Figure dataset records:
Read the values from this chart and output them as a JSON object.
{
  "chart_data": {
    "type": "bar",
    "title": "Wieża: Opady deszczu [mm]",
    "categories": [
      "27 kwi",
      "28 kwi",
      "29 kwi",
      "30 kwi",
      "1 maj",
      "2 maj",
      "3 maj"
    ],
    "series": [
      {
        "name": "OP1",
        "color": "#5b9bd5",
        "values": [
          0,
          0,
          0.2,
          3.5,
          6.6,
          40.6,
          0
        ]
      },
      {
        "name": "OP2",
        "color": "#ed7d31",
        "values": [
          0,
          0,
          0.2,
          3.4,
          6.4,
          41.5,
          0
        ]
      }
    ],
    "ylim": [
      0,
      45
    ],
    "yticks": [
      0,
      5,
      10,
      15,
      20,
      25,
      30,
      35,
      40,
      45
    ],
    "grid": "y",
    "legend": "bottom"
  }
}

WHAT TO WORK ON
Give the listing again, word for word.

OUTPUT FOR THIS EXERCISE
Read the values from this chart and output them as a JSON object.
{
  "chart_data": {
    "type": "bar",
    "title": "Wieża: Opady deszczu [mm]",
    "categories": [
      "27 kwi",
      "28 kwi",
      "29 kwi",
      "30 kwi",
      "1 maj",
      "2 maj",
      "3 maj"
    ],
    "series": [
      {
        "name": "OP1",
        "color": "#5b9bd5",
        "values": [
          0,
          0,
          0.2,
          3.5,
          6.6,
          40.6,
          0
        ]
      },
      {
        "name": "OP2",
        "color": "#ed7d31",
        "values": [
          0,
          0,
          0.2,
          3.4,
          6.4,
          41.5,
          0
        ]
      }
    ],
    "ylim": [
      0,
      45
    ],
    "yticks": [
      0,
      5,
      10,
      15,
      20,
      25,
      30,
      35,
      40,
      45
    ],
    "grid": "y",
    "legend": "bottom"
  }
}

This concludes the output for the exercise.